Repeat each line exactly, leaving nothing out.

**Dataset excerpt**
######
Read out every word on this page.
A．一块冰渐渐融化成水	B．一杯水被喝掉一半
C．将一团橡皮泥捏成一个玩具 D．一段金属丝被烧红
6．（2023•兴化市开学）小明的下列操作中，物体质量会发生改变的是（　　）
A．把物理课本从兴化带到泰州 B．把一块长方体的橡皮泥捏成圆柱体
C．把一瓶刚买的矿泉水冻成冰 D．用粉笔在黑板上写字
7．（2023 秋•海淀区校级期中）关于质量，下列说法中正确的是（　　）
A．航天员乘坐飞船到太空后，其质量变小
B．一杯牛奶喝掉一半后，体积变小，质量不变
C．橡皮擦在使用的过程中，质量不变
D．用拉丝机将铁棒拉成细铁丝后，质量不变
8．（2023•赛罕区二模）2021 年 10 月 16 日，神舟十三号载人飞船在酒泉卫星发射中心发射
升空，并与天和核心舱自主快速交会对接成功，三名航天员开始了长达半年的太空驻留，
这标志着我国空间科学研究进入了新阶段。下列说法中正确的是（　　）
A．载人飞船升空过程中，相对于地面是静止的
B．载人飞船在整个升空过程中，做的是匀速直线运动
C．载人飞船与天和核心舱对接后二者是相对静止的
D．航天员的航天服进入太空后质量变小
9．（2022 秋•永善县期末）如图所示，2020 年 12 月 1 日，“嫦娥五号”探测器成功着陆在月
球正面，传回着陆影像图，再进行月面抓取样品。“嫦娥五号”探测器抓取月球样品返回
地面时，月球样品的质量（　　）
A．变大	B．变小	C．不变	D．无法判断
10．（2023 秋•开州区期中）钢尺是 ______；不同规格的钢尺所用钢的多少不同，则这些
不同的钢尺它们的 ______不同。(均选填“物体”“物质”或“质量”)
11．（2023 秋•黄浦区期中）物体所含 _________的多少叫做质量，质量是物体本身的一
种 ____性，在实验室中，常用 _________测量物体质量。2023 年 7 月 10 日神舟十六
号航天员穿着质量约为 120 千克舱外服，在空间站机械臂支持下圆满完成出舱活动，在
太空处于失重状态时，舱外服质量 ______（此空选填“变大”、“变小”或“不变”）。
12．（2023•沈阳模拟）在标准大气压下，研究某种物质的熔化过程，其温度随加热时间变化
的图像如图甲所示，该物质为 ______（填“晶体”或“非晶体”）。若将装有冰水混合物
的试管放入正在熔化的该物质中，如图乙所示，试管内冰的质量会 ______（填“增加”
######
**Answer for this exercise**
Read out every word on this page.
A．一块冰渐渐融化成水	B．一杯水被喝掉一半
C．将一团橡皮泥捏成一个玩具 D．一段金属丝被烧红
6．（2023•兴化市开学）小明的下列操作中，物体质量会发生改变的是（　　）
A．把物理课本从兴化带到泰州 B．把一块长方体的橡皮泥捏成圆柱体
C．把一瓶刚买的矿泉水冻成冰 D．用粉笔在黑板上写字
7．（2023 秋•海淀区校级期中）关于质量，下列说法中正确的是（　　）
A．航天员乘坐飞船到太空后，其质量变小
B．一杯牛奶喝掉一半后，体积变小，质量不变
C．橡皮擦在使用的过程中，质量不变
D．用拉丝机将铁棒拉成细铁丝后，质量不变
8．（2023•赛罕区二模）2021 年 10 月 16 日，神舟十三号载人飞船在酒泉卫星发射中心发射
升空，并与天和核心舱自主快速交会对接成功，三名航天员开始了长达半年的太空驻留，
这标志着我国空间科学研究进入了新阶段。下列说法中正确的是（　　）
A．载人飞船升空过程中，相对于地面是静止的
B．载人飞船在整个升空过程中，做的是匀速直线运动
C．载人飞船与天和核心舱对接后二者是相对静止的
D．航天员的航天服进入太空后质量变小
9．（2022 秋•永善县期末）如图所示，2020 年 12 月 1 日，“嫦娥五号”探测器成功着陆在月
球正面，传回着陆影像图，再进行月面抓取样品。“嫦娥五号”探测器抓取月球样品返回
地面时，月球样品的质量（　　）
A．变大	B．变小	C．不变	D．无法判断
10．（2023 秋•开州区期中）钢尺是 ______；不同规格的钢尺所用钢的多少不同，则这些
不同的钢尺它们的 ______不同。(均选填“物体”“物质”或“质量”)
11．（2023 秋•黄浦区期中）物体所含 _________的多少叫做质量，质量是物体本身的一
种 ____性，在实验室中，常用 _________测量物体质量。2023 年 7 月 10 日神舟十六
号航天员穿着质量约为 120 千克舱外服，在空间站机械臂支持下圆满完成出舱活动，在
太空处于失重状态时，舱外服质量 ______（此空选填“变大”、“变小”或“不变”）。
12．（2023•沈阳模拟）在标准大气压下，研究某种物质的熔化过程，其温度随加热时间变化
的图像如图甲所示，该物质为 ______（填“晶体”或“非晶体”）。若将装有冰水混合物
的试管放入正在熔化的该物质中，如图乙所示，试管内冰的质量会 ______（填“增加”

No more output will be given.